STATED EXERCISE » Could you lay out the entries as a Markdown table with the columns Row and Line, numbering each row and leaving out blank lines? Cover everything from the line containing "Point xyxy=(117,436,139,450)" down to the line containing "Point xyxy=(112,483,135,498)", with both of those lines included.

** start of SUPPLIED MATERIAL **

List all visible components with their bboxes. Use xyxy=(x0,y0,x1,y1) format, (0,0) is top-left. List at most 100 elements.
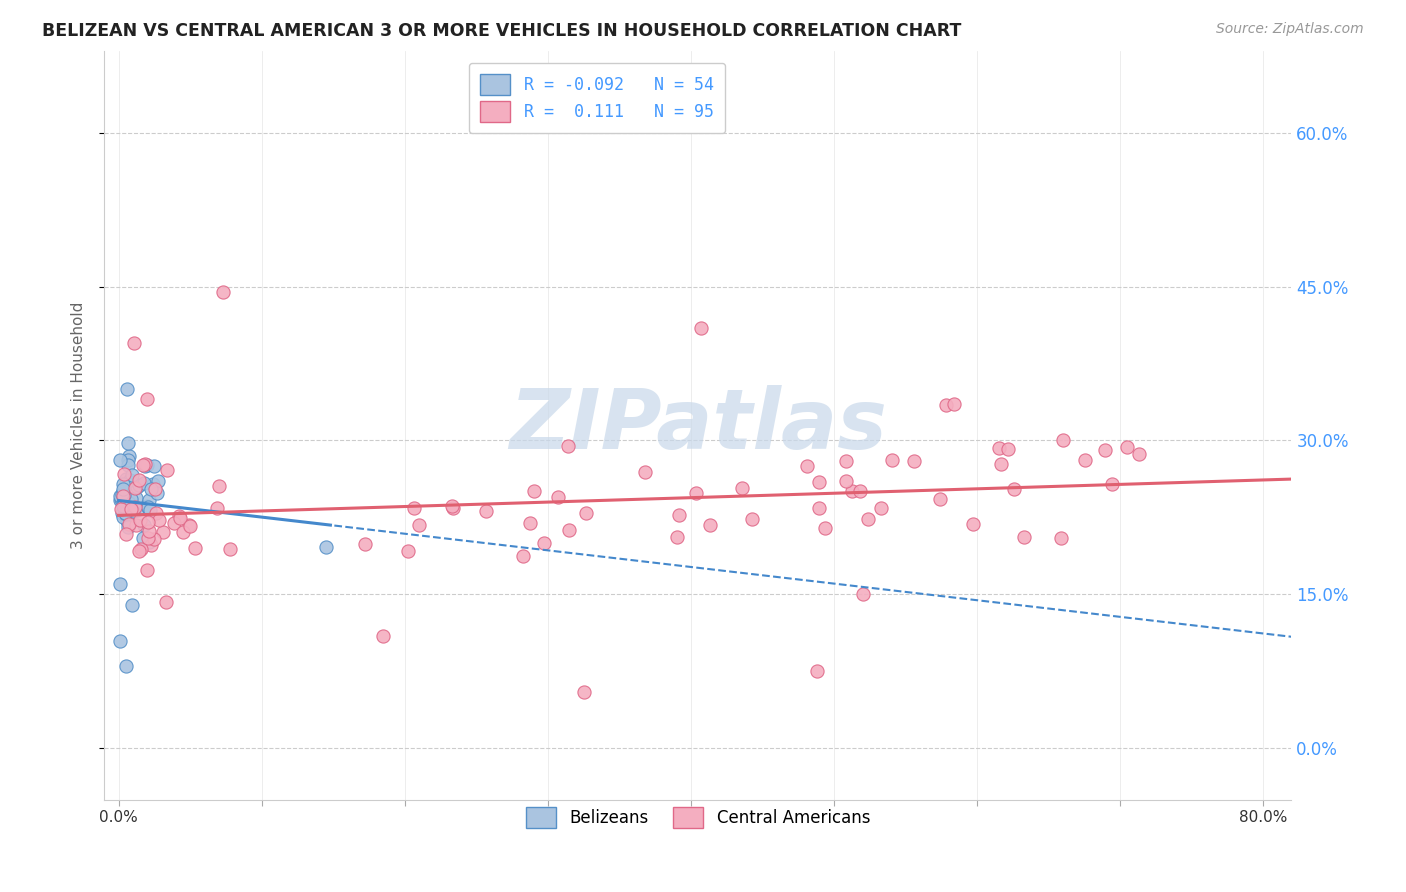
Point xyxy=(117,436,139,450)
Point xyxy=(512,549,534,563)
Point xyxy=(125,518,148,533)
Point xyxy=(112,467,135,482)
Point xyxy=(115,526,138,541)
Point xyxy=(806,665,828,679)
Point xyxy=(112,488,135,502)
Point xyxy=(122,336,145,351)
Point xyxy=(929,492,952,507)
Point xyxy=(138,524,160,538)
Point xyxy=(1049,531,1071,545)
Point xyxy=(124,481,146,495)
Point xyxy=(849,484,872,499)
Point xyxy=(404,501,426,516)
Point xyxy=(125,491,148,506)
Point xyxy=(111,483,134,497)
Point xyxy=(741,512,763,526)
Point xyxy=(148,513,170,527)
Point xyxy=(1101,477,1123,491)
Point xyxy=(988,442,1011,456)
Point xyxy=(112,483,135,498)
Point xyxy=(117,458,139,472)
Point xyxy=(114,506,136,520)
Text: ZIPatlas: ZIPatlas xyxy=(509,384,887,466)
Point xyxy=(558,523,581,537)
Point xyxy=(120,492,142,507)
Point xyxy=(114,508,136,522)
Point xyxy=(128,473,150,487)
Point xyxy=(120,502,142,516)
Point xyxy=(396,544,419,558)
Point xyxy=(111,487,134,501)
Point xyxy=(699,517,721,532)
Legend: Belizeans, Central Americans: Belizeans, Central Americans xyxy=(517,799,879,836)
Point xyxy=(139,538,162,552)
Point xyxy=(1074,453,1097,467)
Point xyxy=(990,458,1012,472)
Point xyxy=(142,477,165,491)
Point xyxy=(132,458,155,472)
Point xyxy=(108,493,131,508)
Point xyxy=(441,500,464,515)
Point xyxy=(118,496,141,510)
Point xyxy=(138,535,160,549)
Point xyxy=(138,531,160,545)
Point xyxy=(179,519,201,533)
Point xyxy=(142,532,165,546)
Point xyxy=(136,392,159,407)
Point xyxy=(128,477,150,491)
Point xyxy=(155,595,177,609)
Point xyxy=(169,511,191,525)
Point xyxy=(665,530,688,544)
Point xyxy=(114,472,136,486)
Point xyxy=(125,502,148,516)
Point xyxy=(841,483,863,498)
Point xyxy=(685,486,707,500)
Point xyxy=(118,517,141,532)
Point xyxy=(814,521,837,535)
Point xyxy=(146,486,169,500)
Point xyxy=(134,457,156,471)
Point xyxy=(135,563,157,577)
Point xyxy=(1052,433,1074,447)
Point xyxy=(156,463,179,477)
Point xyxy=(136,500,159,514)
Point xyxy=(835,475,858,489)
Point xyxy=(118,473,141,487)
Point xyxy=(145,506,167,520)
Point xyxy=(110,491,132,506)
Point xyxy=(112,509,135,524)
Point xyxy=(1002,482,1025,496)
Point xyxy=(731,481,754,495)
Point xyxy=(870,500,893,515)
Point xyxy=(129,542,152,557)
Point xyxy=(114,479,136,493)
Point xyxy=(108,633,131,648)
Point xyxy=(146,475,169,489)
Point xyxy=(1094,443,1116,458)
Point xyxy=(108,490,131,504)
Point xyxy=(110,501,132,516)
Point xyxy=(408,517,430,532)
Point xyxy=(207,479,229,493)
Point xyxy=(205,500,228,515)
Point xyxy=(903,454,925,468)
Point xyxy=(219,542,242,557)
Point xyxy=(138,492,160,507)
Point xyxy=(111,499,134,513)
Point xyxy=(880,452,903,467)
Point xyxy=(117,514,139,528)
Point xyxy=(634,465,657,479)
Point xyxy=(132,517,155,532)
Text: Source: ZipAtlas.com: Source: ZipAtlas.com xyxy=(1216,22,1364,37)
Point xyxy=(114,659,136,673)
Point xyxy=(547,490,569,504)
Point xyxy=(315,540,337,554)
Point xyxy=(141,482,163,496)
Point xyxy=(152,524,174,539)
Point xyxy=(533,536,555,550)
Point xyxy=(138,503,160,517)
Point xyxy=(117,519,139,533)
Point xyxy=(807,501,830,516)
Point xyxy=(172,524,194,539)
Point xyxy=(212,285,235,299)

** end of SUPPLIED MATERIAL **

RESULT OF THIS TASK »
| Row | Line |
|---|---|
| 1 | Point xyxy=(117,436,139,450) |
| 2 | Point xyxy=(512,549,534,563) |
| 3 | Point xyxy=(125,518,148,533) |
| 4 | Point xyxy=(112,467,135,482) |
| 5 | Point xyxy=(115,526,138,541) |
| 6 | Point xyxy=(806,665,828,679) |
| 7 | Point xyxy=(112,488,135,502) |
| 8 | Point xyxy=(122,336,145,351) |
| 9 | Point xyxy=(929,492,952,507) |
| 10 | Point xyxy=(138,524,160,538) |
| 11 | Point xyxy=(1049,531,1071,545) |
| 12 | Point xyxy=(124,481,146,495) |
| 13 | Point xyxy=(849,484,872,499) |
| 14 | Point xyxy=(404,501,426,516) |
| 15 | Point xyxy=(125,491,148,506) |
| 16 | Point xyxy=(111,483,134,497) |
| 17 | Point xyxy=(741,512,763,526) |
| 18 | Point xyxy=(148,513,170,527) |
| 19 | Point xyxy=(1101,477,1123,491) |
| 20 | Point xyxy=(988,442,1011,456) |
| 21 | Point xyxy=(112,483,135,498) |